Task objective:
Make an exact copy of the entries below.

Material for this task:
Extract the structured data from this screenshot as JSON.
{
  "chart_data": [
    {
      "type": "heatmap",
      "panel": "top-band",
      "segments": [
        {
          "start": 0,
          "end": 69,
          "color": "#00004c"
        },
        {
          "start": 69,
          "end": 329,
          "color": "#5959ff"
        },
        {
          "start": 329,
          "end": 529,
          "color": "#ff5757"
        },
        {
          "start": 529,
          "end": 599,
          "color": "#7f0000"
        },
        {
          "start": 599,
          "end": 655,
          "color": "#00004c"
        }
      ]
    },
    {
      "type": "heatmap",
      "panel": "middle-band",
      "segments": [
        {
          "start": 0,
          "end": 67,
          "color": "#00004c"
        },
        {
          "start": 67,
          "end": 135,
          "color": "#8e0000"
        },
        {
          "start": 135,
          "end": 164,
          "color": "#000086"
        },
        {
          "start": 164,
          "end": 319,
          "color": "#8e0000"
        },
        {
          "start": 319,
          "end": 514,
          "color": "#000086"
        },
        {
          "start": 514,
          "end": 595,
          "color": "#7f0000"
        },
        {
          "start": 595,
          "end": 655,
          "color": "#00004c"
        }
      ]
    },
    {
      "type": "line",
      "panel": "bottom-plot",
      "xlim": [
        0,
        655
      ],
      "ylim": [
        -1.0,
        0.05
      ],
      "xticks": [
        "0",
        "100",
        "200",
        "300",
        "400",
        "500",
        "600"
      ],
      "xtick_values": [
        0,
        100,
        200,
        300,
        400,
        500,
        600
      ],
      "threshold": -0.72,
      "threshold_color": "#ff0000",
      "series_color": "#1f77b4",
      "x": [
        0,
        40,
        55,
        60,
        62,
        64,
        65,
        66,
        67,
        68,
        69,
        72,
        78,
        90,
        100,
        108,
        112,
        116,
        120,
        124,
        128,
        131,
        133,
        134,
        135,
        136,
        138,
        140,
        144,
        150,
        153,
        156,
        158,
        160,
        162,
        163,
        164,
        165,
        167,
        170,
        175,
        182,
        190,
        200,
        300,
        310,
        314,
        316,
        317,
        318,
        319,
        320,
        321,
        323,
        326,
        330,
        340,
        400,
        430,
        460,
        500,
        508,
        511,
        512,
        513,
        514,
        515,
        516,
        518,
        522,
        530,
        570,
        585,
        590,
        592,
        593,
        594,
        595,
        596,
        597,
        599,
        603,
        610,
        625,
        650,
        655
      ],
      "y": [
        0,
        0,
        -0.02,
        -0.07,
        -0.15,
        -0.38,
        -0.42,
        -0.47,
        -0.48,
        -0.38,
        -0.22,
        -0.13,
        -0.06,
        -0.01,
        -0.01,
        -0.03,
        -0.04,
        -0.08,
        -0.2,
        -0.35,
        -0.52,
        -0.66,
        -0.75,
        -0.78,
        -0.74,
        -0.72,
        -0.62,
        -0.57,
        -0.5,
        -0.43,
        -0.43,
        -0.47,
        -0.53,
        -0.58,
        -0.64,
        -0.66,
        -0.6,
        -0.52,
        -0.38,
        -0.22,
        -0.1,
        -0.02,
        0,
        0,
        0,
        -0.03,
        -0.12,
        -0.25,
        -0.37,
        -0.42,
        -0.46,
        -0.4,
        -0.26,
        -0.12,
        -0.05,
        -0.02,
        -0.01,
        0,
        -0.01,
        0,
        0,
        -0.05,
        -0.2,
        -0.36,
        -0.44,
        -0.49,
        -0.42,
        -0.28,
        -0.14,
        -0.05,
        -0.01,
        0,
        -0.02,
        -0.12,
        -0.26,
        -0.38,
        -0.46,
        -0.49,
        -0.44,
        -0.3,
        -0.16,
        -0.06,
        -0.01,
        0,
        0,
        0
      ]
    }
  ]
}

Finished answer:
Extract the structured data from this screenshot as JSON.
{
  "chart_data": [
    {
      "type": "heatmap",
      "panel": "top-band",
      "segments": [
        {
          "start": 0,
          "end": 69,
          "color": "#00004c"
        },
        {
          "start": 69,
          "end": 329,
          "color": "#5959ff"
        },
        {
          "start": 329,
          "end": 529,
          "color": "#ff5757"
        },
        {
          "start": 529,
          "end": 599,
          "color": "#7f0000"
        },
        {
          "start": 599,
          "end": 655,
          "color": "#00004c"
        }
      ]
    },
    {
      "type": "heatmap",
      "panel": "middle-band",
      "segments": [
        {
          "start": 0,
          "end": 67,
          "color": "#00004c"
        },
        {
          "start": 67,
          "end": 135,
          "color": "#8e0000"
        },
        {
          "start": 135,
          "end": 164,
          "color": "#000086"
        },
        {
          "start": 164,
          "end": 319,
          "color": "#8e0000"
        },
        {
          "start": 319,
          "end": 514,
          "color": "#000086"
        },
        {
          "start": 514,
          "end": 595,
          "color": "#7f0000"
        },
        {
          "start": 595,
          "end": 655,
          "color": "#00004c"
        }
      ]
    },
    {
      "type": "line",
      "panel": "bottom-plot",
      "xlim": [
        0,
        655
      ],
      "ylim": [
        -1.0,
        0.05
      ],
      "xticks": [
        "0",
        "100",
        "200",
        "300",
        "400",
        "500",
        "600"
      ],
      "xtick_values": [
        0,
        100,
        200,
        300,
        400,
        500,
        600
      ],
      "threshold": -0.72,
      "threshold_color": "#ff0000",
      "series_color": "#1f77b4",
      "x": [
        0,
        40,
        55,
        60,
        62,
        64,
        65,
        66,
        67,
        68,
        69,
        72,
        78,
        90,
        100,
        108,
        112,
        116,
        120,
        124,
        128,
        131,
        133,
        134,
        135,
        136,
        138,
        140,
        144,
        150,
        153,
        156,
        158,
        160,
        162,
        163,
        164,
        165,
        167,
        170,
        175,
        182,
        190,
        200,
        300,
        310,
        314,
        316,
        317,
        318,
        319,
        320,
        321,
        323,
        326,
        330,
        340,
        400,
        430,
        460,
        500,
        508,
        511,
        512,
        513,
        514,
        515,
        516,
        518,
        522,
        530,
        570,
        585,
        590,
        592,
        593,
        594,
        595,
        596,
        597,
        599,
        603,
        610,
        625,
        650,
        655
      ],
      "y": [
        0,
        0,
        -0.02,
        -0.07,
        -0.15,
        -0.38,
        -0.42,
        -0.47,
        -0.48,
        -0.38,
        -0.22,
        -0.13,
        -0.06,
        -0.01,
        -0.01,
        -0.03,
        -0.04,
        -0.08,
        -0.2,
        -0.35,
        -0.52,
        -0.66,
        -0.75,
        -0.78,
        -0.74,
        -0.72,
        -0.62,
        -0.57,
        -0.5,
        -0.43,
        -0.43,
        -0.47,
        -0.53,
        -0.58,
        -0.64,
        -0.66,
        -0.6,
        -0.52,
        -0.38,
        -0.22,
        -0.1,
        -0.02,
        0,
        0,
        0,
        -0.03,
        -0.12,
        -0.25,
        -0.37,
        -0.42,
        -0.46,
        -0.4,
        -0.26,
        -0.12,
        -0.05,
        -0.02,
        -0.01,
        0,
        -0.01,
        0,
        0,
        -0.05,
        -0.2,
        -0.36,
        -0.44,
        -0.49,
        -0.42,
        -0.28,
        -0.14,
        -0.05,
        -0.01,
        0,
        -0.02,
        -0.12,
        -0.26,
        -0.38,
        -0.46,
        -0.49,
        -0.44,
        -0.3,
        -0.16,
        -0.06,
        -0.01,
        0,
        0,
        0
      ]
    }
  ]
}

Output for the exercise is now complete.